Every record should be written out exactly, with the pictures left out.

───── PROVIDED ENTRIES

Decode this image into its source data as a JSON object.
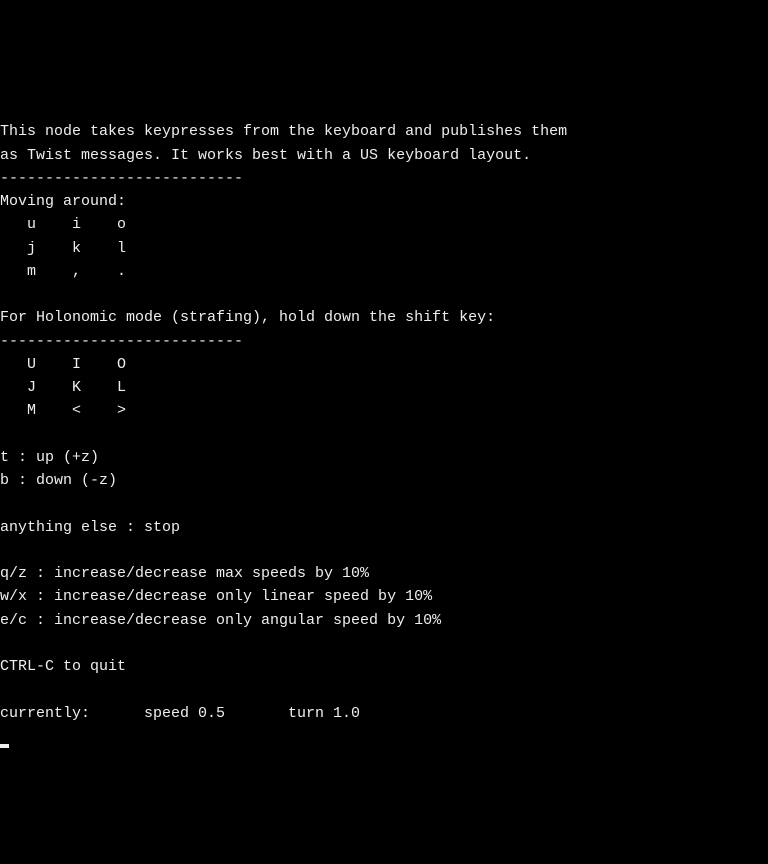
{
  "terminal": {
    "intro1": "This node takes keypresses from the keyboard and publishes them",
    "intro2": "as Twist messages. It works best with a US keyboard layout.",
    "divider": "---------------------------",
    "moving_header": "Moving around:",
    "moving_row1": "   u    i    o",
    "moving_row2": "   j    k    l",
    "moving_row3": "   m    ,    .",
    "holonomic_header": "For Holonomic mode (strafing), hold down the shift key:",
    "holonomic_row1": "   U    I    O",
    "holonomic_row2": "   J    K    L",
    "holonomic_row3": "   M    <    >",
    "t_key": "t : up (+z)",
    "b_key": "b : down (-z)",
    "stop": "anything else : stop",
    "qz": "q/z : increase/decrease max speeds by 10%",
    "wx": "w/x : increase/decrease only linear speed by 10%",
    "ec": "e/c : increase/decrease only angular speed by 10%",
    "quit": "CTRL-C to quit",
    "status": "currently:\tspeed 0.5\tturn 1.0 ",
    "status_values": {
      "speed": 0.5,
      "turn": 1.0
    }
  }
}
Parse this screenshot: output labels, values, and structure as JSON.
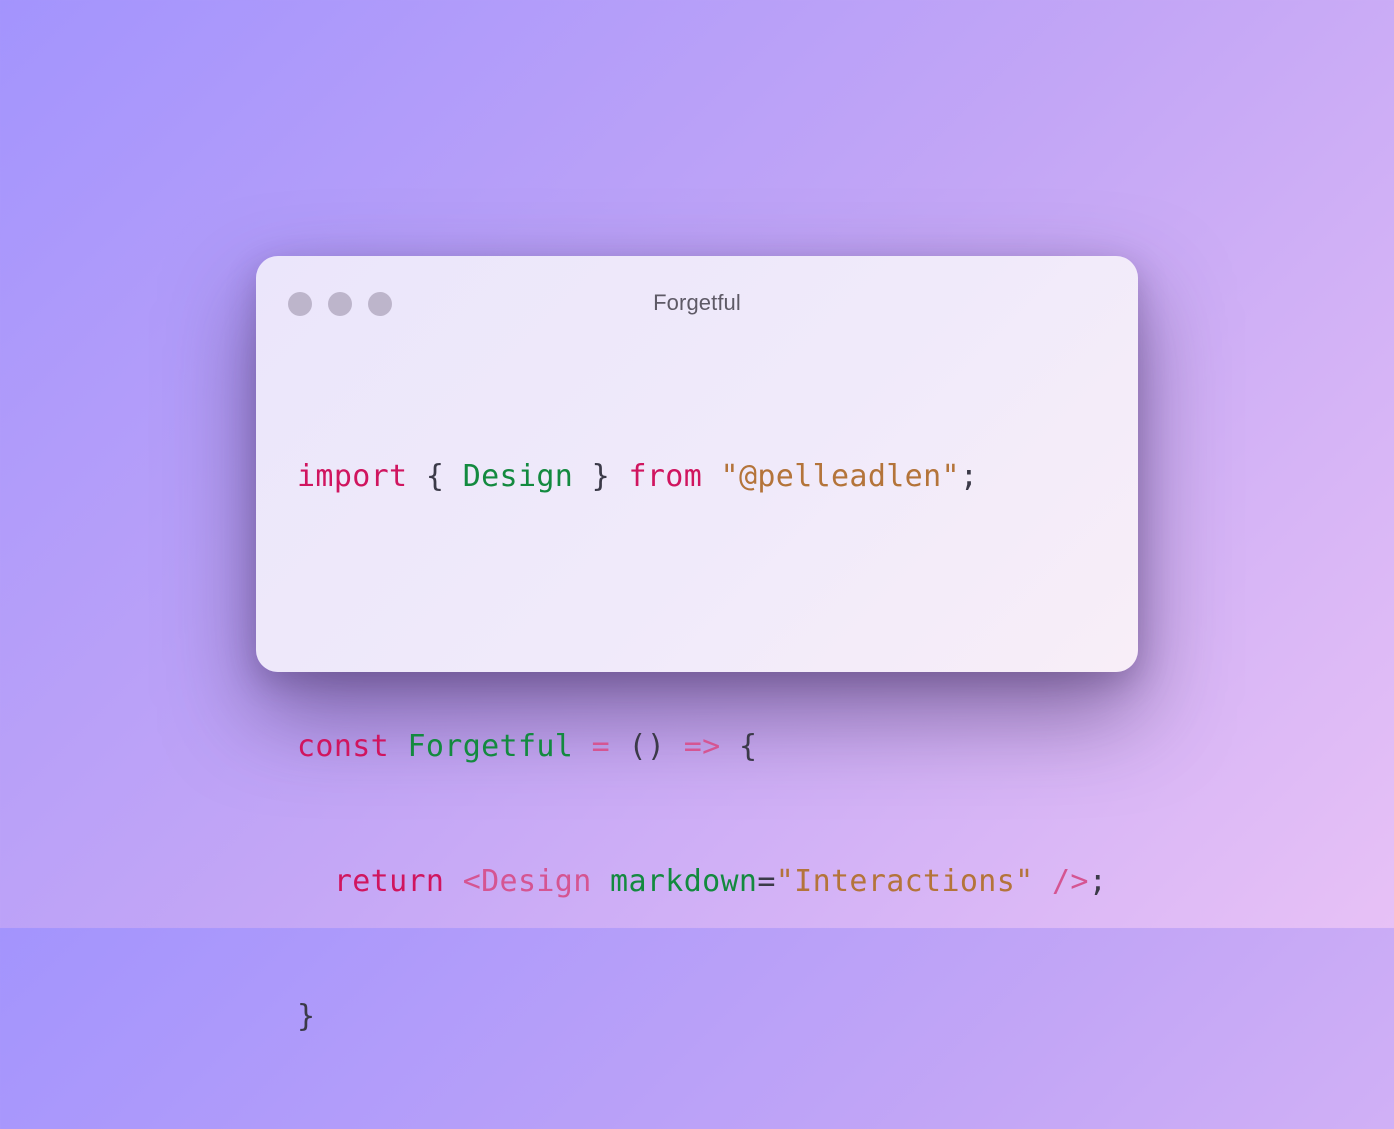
{
  "window": {
    "title": "Forgetful"
  },
  "code": {
    "line1": {
      "import_kw": "import",
      "brace_open": " { ",
      "name": "Design",
      "brace_close": " } ",
      "from_kw": "from",
      "space": " ",
      "module": "\"@pelleadlen\"",
      "semi": ";"
    },
    "line2": {
      "const_kw": "const",
      "space1": " ",
      "component": "Forgetful",
      "space2": " ",
      "equals": "=",
      "parens": " () ",
      "arrow": "=>",
      "brace": " {"
    },
    "line3": {
      "indent": "  ",
      "return_kw": "return",
      "space1": " ",
      "tag_open": "<Design",
      "space2": " ",
      "attr": "markdown",
      "eq": "=",
      "attr_value": "\"Interactions\"",
      "space3": " ",
      "tag_close": "/>",
      "semi": ";"
    },
    "line4": {
      "brace": "}"
    }
  },
  "colors": {
    "keyword": "#d0155f",
    "identifier": "#138a3f",
    "string": "#b4743a",
    "operator": "#d55592",
    "punctuation": "#3b3a48"
  },
  "icons": [
    "window-close-dot",
    "window-minimize-dot",
    "window-zoom-dot"
  ]
}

──────────

*SOLUTION TO THIS PROBLEM*.
Decode this image into its source data as a JSON object.
{
  "terminal": {
    "intro1": "This node takes keypresses from the keyboard and publishes them",
    "intro2": "as Twist messages. It works best with a US keyboard layout.",
    "divider": "---------------------------",
    "moving_header": "Moving around:",
    "moving_row1": "   u    i    o",
    "moving_row2": "   j    k    l",
    "moving_row3": "   m    ,    .",
    "holonomic_header": "For Holonomic mode (strafing), hold down the shift key:",
    "holonomic_row1": "   U    I    O",
    "holonomic_row2": "   J    K    L",
    "holonomic_row3": "   M    <    >",
    "t_key": "t : up (+z)",
    "b_key": "b : down (-z)",
    "stop": "anything else : stop",
    "qz": "q/z : increase/decrease max speeds by 10%",
    "wx": "w/x : increase/decrease only linear speed by 10%",
    "ec": "e/c : increase/decrease only angular speed by 10%",
    "quit": "CTRL-C to quit",
    "status": "currently:\tspeed 0.5\tturn 1.0 ",
    "status_values": {
      "speed": 0.5,
      "turn": 1.0
    }
  }
}
Parse this screenshot: output labels, values, and structure as JSON.
{
  "window": {
    "title": "Forgetful"
  },
  "code": {
    "line1": {
      "import_kw": "import",
      "brace_open": " { ",
      "name": "Design",
      "brace_close": " } ",
      "from_kw": "from",
      "space": " ",
      "module": "\"@pelleadlen\"",
      "semi": ";"
    },
    "line2": {
      "const_kw": "const",
      "space1": " ",
      "component": "Forgetful",
      "space2": " ",
      "equals": "=",
      "parens": " () ",
      "arrow": "=>",
      "brace": " {"
    },
    "line3": {
      "indent": "  ",
      "return_kw": "return",
      "space1": " ",
      "tag_open": "<Design",
      "space2": " ",
      "attr": "markdown",
      "eq": "=",
      "attr_value": "\"Interactions\"",
      "space3": " ",
      "tag_close": "/>",
      "semi": ";"
    },
    "line4": {
      "brace": "}"
    }
  },
  "colors": {
    "keyword": "#d0155f",
    "identifier": "#138a3f",
    "string": "#b4743a",
    "operator": "#d55592",
    "punctuation": "#3b3a48"
  },
  "icons": [
    "window-close-dot",
    "window-minimize-dot",
    "window-zoom-dot"
  ]
}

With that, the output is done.